__Given request__. Of the lines listed below, how many contain the string "الحسابات"? Answer with the number alone.

* START Records for the task *

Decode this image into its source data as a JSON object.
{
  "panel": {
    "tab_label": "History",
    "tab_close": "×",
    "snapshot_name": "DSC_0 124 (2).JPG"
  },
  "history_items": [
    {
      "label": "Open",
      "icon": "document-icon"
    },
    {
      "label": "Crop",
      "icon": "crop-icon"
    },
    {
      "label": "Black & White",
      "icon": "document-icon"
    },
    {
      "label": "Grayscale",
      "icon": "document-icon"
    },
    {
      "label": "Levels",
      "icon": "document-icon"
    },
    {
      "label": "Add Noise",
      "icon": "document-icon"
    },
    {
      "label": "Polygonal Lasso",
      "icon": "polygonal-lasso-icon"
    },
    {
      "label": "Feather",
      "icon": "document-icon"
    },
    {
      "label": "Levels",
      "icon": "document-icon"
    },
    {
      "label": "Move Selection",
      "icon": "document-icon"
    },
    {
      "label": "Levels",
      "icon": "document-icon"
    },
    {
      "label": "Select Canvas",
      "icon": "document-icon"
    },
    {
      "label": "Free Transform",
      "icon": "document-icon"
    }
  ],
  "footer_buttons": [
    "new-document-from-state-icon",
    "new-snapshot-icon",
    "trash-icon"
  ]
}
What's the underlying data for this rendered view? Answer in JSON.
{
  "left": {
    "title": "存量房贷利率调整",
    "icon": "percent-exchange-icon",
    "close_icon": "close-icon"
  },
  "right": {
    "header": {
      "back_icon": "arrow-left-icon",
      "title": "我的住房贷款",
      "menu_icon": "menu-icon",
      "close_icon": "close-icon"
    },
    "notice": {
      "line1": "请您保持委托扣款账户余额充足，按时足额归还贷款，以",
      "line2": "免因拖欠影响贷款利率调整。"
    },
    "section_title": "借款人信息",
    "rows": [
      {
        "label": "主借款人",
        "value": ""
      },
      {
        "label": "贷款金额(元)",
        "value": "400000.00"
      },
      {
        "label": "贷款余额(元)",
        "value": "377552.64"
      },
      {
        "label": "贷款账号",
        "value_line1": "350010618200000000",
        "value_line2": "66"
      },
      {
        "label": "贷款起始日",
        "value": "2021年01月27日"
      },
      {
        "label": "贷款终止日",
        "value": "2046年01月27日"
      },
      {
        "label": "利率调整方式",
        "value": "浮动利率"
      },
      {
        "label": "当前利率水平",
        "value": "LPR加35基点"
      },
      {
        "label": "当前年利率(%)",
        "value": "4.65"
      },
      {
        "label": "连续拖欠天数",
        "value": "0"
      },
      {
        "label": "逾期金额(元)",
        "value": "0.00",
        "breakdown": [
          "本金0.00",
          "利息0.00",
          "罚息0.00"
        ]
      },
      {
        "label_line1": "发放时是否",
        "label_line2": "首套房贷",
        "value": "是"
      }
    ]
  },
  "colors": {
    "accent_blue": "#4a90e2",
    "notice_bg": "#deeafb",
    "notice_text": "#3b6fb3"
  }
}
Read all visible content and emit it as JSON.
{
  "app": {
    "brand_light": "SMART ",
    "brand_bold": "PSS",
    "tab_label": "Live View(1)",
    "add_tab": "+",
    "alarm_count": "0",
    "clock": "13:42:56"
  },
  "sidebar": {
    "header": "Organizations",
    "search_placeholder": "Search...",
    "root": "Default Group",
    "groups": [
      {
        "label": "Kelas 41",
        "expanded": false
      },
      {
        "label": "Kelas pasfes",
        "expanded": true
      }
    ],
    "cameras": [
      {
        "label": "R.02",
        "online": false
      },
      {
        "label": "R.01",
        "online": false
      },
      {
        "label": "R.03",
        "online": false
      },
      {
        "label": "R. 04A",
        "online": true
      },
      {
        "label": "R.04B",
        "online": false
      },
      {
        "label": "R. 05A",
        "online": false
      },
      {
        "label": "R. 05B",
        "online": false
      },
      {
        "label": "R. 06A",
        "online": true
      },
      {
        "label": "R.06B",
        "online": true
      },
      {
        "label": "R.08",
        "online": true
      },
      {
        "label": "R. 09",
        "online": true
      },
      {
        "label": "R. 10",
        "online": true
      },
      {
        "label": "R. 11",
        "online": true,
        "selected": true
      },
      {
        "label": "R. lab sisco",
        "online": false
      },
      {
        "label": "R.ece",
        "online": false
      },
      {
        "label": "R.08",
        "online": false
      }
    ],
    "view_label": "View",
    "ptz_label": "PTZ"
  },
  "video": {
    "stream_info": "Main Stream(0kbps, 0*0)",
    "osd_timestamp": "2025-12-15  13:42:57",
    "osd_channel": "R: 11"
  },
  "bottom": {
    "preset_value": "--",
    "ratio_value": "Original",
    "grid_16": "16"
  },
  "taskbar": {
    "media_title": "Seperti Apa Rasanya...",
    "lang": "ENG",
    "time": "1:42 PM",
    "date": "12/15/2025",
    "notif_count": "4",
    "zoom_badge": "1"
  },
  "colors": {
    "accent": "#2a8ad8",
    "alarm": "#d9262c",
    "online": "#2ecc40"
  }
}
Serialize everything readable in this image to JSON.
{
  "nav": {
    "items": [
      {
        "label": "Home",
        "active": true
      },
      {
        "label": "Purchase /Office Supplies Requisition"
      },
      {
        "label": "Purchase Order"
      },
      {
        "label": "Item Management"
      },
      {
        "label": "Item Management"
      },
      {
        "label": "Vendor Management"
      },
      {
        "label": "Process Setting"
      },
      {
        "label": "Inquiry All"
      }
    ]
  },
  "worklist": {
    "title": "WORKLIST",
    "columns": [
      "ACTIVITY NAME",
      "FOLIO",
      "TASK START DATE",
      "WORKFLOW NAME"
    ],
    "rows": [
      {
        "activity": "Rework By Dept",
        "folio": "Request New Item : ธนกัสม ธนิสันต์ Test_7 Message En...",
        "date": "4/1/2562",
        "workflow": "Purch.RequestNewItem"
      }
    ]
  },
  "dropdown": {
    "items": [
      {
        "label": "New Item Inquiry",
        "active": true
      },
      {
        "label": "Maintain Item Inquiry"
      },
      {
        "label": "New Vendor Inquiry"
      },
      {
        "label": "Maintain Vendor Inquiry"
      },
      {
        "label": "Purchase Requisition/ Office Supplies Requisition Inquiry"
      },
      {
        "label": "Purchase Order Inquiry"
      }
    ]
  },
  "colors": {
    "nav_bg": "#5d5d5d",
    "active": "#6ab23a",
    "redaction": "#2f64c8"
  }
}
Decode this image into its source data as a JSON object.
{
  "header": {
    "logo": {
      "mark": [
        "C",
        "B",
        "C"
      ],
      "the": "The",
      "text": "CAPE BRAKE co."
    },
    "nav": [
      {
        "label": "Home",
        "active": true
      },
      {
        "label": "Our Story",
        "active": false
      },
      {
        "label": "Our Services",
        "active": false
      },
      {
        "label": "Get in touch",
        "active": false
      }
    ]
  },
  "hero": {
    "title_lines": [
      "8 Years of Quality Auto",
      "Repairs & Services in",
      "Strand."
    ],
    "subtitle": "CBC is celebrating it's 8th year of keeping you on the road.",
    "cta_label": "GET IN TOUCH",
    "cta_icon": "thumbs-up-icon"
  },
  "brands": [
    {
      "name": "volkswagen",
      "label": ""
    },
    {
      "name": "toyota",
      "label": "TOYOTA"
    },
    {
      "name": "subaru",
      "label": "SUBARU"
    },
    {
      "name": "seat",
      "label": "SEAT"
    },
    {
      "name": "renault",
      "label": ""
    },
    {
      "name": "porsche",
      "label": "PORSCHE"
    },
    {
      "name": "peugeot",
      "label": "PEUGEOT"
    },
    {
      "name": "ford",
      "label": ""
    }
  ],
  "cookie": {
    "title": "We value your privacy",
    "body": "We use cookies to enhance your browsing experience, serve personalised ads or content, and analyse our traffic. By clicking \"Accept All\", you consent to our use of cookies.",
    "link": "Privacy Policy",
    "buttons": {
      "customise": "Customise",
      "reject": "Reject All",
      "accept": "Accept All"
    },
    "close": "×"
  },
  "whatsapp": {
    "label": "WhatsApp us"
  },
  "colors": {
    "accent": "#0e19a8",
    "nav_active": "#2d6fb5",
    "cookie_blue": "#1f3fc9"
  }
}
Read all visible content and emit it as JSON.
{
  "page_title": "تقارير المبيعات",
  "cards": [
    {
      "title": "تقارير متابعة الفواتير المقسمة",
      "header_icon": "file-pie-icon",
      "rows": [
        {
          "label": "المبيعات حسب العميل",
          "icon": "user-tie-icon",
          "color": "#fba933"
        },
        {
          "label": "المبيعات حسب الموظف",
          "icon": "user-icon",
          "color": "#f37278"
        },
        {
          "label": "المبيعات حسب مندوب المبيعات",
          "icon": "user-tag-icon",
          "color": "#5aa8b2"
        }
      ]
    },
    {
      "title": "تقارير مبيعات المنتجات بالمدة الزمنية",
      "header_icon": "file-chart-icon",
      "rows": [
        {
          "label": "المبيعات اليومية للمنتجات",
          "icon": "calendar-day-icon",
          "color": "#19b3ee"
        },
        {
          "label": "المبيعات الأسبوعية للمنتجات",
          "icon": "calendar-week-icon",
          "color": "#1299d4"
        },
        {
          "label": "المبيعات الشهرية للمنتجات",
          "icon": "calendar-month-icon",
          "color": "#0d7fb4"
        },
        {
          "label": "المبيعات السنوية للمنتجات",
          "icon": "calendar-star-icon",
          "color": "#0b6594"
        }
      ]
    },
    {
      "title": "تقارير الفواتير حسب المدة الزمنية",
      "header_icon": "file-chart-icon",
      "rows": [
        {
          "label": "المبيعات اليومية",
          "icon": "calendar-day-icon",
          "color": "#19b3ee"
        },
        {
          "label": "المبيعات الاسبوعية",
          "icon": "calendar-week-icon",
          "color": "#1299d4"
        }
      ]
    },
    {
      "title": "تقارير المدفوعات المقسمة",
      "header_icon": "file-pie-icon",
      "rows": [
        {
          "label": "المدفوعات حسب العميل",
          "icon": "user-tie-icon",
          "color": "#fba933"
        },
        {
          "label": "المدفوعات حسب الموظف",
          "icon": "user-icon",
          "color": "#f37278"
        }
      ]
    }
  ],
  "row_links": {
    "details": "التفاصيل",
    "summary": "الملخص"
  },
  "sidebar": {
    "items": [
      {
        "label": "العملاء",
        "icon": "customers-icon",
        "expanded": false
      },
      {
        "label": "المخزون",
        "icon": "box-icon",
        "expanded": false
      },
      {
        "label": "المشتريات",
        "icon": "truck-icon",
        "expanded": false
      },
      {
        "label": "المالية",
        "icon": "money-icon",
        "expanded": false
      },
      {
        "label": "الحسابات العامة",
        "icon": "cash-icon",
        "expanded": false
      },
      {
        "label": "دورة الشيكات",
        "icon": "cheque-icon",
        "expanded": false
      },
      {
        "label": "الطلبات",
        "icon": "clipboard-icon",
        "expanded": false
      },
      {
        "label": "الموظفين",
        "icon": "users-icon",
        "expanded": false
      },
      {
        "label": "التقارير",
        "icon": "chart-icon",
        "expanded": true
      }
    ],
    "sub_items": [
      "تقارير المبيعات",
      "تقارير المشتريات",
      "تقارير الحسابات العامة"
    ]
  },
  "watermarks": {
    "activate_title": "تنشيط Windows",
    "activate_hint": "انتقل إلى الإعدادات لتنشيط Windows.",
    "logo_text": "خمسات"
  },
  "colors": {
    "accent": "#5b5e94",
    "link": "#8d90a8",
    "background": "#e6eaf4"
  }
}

* END Records for the task *

__Problem solution__. 2